DATA IN THIS EXERCISE:

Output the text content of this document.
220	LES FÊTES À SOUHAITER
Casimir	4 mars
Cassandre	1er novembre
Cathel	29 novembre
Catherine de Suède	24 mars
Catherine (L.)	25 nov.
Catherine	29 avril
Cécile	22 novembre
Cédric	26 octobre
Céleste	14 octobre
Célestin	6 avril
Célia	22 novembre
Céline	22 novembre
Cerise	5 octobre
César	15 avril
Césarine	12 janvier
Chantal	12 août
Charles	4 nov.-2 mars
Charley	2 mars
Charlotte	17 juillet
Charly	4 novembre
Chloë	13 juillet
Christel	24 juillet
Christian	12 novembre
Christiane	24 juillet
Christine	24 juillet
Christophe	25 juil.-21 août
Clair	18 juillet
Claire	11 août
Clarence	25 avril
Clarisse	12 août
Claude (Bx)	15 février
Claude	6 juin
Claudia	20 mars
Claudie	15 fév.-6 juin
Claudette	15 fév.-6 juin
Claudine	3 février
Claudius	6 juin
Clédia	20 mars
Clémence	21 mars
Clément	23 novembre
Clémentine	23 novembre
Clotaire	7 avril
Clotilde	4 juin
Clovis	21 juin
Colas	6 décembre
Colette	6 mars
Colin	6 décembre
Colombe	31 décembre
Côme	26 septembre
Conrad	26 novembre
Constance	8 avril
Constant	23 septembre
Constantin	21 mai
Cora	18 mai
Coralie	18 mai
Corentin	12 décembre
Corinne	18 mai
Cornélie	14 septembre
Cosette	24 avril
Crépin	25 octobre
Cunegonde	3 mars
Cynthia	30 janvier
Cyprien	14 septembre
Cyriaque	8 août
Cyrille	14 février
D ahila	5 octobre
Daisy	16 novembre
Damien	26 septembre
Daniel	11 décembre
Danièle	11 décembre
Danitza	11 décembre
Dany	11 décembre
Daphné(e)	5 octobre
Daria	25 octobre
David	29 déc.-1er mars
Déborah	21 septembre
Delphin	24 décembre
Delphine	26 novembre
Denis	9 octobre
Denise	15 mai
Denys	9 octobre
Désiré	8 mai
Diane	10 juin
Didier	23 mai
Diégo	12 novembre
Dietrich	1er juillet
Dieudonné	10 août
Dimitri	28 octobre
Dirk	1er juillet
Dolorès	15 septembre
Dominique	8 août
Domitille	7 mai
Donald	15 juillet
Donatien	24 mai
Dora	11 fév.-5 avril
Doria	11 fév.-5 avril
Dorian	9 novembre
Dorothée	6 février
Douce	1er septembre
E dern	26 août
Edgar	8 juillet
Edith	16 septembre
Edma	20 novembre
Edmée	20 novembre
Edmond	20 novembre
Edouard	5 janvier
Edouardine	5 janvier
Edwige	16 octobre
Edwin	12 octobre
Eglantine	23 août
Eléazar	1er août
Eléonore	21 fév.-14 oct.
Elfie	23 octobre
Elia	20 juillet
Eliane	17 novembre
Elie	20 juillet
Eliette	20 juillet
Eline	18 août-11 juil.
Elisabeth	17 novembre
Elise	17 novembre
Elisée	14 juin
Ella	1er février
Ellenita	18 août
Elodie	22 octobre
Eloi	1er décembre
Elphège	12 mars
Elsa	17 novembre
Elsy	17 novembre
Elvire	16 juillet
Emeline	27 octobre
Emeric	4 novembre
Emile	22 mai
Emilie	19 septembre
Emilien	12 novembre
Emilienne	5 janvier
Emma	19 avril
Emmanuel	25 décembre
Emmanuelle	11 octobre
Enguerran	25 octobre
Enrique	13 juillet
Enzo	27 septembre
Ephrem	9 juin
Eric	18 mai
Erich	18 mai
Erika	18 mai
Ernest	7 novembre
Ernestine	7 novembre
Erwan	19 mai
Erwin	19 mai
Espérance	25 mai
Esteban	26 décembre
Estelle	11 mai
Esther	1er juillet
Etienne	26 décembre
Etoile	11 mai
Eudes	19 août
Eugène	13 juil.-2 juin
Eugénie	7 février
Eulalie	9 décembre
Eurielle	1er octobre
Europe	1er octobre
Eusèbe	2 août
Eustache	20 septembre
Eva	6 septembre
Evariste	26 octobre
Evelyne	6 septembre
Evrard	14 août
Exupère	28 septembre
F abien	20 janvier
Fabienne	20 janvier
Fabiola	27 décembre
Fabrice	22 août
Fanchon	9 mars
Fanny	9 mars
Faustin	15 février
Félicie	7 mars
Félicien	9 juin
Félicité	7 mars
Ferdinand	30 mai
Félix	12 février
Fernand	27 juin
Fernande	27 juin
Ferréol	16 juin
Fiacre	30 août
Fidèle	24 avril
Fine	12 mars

TASK PROMPT:
From the listing above, reproduce all the lines exactly.

THE SOLUTION:
Output the text content of this document.
220	LES FÊTES À SOUHAITER
Casimir	4 mars
Cassandre	1er novembre
Cathel	29 novembre
Catherine de Suède	24 mars
Catherine (L.)	25 nov.
Catherine	29 avril
Cécile	22 novembre
Cédric	26 octobre
Céleste	14 octobre
Célestin	6 avril
Célia	22 novembre
Céline	22 novembre
Cerise	5 octobre
César	15 avril
Césarine	12 janvier
Chantal	12 août
Charles	4 nov.-2 mars
Charley	2 mars
Charlotte	17 juillet
Charly	4 novembre
Chloë	13 juillet
Christel	24 juillet
Christian	12 novembre
Christiane	24 juillet
Christine	24 juillet
Christophe	25 juil.-21 août
Clair	18 juillet
Claire	11 août
Clarence	25 avril
Clarisse	12 août
Claude (Bx)	15 février
Claude	6 juin
Claudia	20 mars
Claudie	15 fév.-6 juin
Claudette	15 fév.-6 juin
Claudine	3 février
Claudius	6 juin
Clédia	20 mars
Clémence	21 mars
Clément	23 novembre
Clémentine	23 novembre
Clotaire	7 avril
Clotilde	4 juin
Clovis	21 juin
Colas	6 décembre
Colette	6 mars
Colin	6 décembre
Colombe	31 décembre
Côme	26 septembre
Conrad	26 novembre
Constance	8 avril
Constant	23 septembre
Constantin	21 mai
Cora	18 mai
Coralie	18 mai
Corentin	12 décembre
Corinne	18 mai
Cornélie	14 septembre
Cosette	24 avril
Crépin	25 octobre
Cunegonde	3 mars
Cynthia	30 janvier
Cyprien	14 septembre
Cyriaque	8 août
Cyrille	14 février
D ahila	5 octobre
Daisy	16 novembre
Damien	26 septembre
Daniel	11 décembre
Danièle	11 décembre
Danitza	11 décembre
Dany	11 décembre
Daphné(e)	5 octobre
Daria	25 octobre
David	29 déc.-1er mars
Déborah	21 septembre
Delphin	24 décembre
Delphine	26 novembre
Denis	9 octobre
Denise	15 mai
Denys	9 octobre
Désiré	8 mai
Diane	10 juin
Didier	23 mai
Diégo	12 novembre
Dietrich	1er juillet
Dieudonné	10 août
Dimitri	28 octobre
Dirk	1er juillet
Dolorès	15 septembre
Dominique	8 août
Domitille	7 mai
Donald	15 juillet
Donatien	24 mai
Dora	11 fév.-5 avril
Doria	11 fév.-5 avril
Dorian	9 novembre
Dorothée	6 février
Douce	1er septembre
E dern	26 août
Edgar	8 juillet
Edith	16 septembre
Edma	20 novembre
Edmée	20 novembre
Edmond	20 novembre
Edouard	5 janvier
Edouardine	5 janvier
Edwige	16 octobre
Edwin	12 octobre
Eglantine	23 août
Eléazar	1er août
Eléonore	21 fév.-14 oct.
Elfie	23 octobre
Elia	20 juillet
Eliane	17 novembre
Elie	20 juillet
Eliette	20 juillet
Eline	18 août-11 juil.
Elisabeth	17 novembre
Elise	17 novembre
Elisée	14 juin
Ella	1er février
Ellenita	18 août
Elodie	22 octobre
Eloi	1er décembre
Elphège	12 mars
Elsa	17 novembre
Elsy	17 novembre
Elvire	16 juillet
Emeline	27 octobre
Emeric	4 novembre
Emile	22 mai
Emilie	19 septembre
Emilien	12 novembre
Emilienne	5 janvier
Emma	19 avril
Emmanuel	25 décembre
Emmanuelle	11 octobre
Enguerran	25 octobre
Enrique	13 juillet
Enzo	27 septembre
Ephrem	9 juin
Eric	18 mai
Erich	18 mai
Erika	18 mai
Ernest	7 novembre
Ernestine	7 novembre
Erwan	19 mai
Erwin	19 mai
Espérance	25 mai
Esteban	26 décembre
Estelle	11 mai
Esther	1er juillet
Etienne	26 décembre
Etoile	11 mai
Eudes	19 août
Eugène	13 juil.-2 juin
Eugénie	7 février
Eulalie	9 décembre
Eurielle	1er octobre
Europe	1er octobre
Eusèbe	2 août
Eustache	20 septembre
Eva	6 septembre
Evariste	26 octobre
Evelyne	6 septembre
Evrard	14 août
Exupère	28 septembre
F abien	20 janvier
Fabienne	20 janvier
Fabiola	27 décembre
Fabrice	22 août
Fanchon	9 mars
Fanny	9 mars
Faustin	15 février
Félicie	7 mars
Félicien	9 juin
Félicité	7 mars
Ferdinand	30 mai
Félix	12 février
Fernand	27 juin
Fernande	27 juin
Ferréol	16 juin
Fiacre	30 août
Fidèle	24 avril
Fine	12 mars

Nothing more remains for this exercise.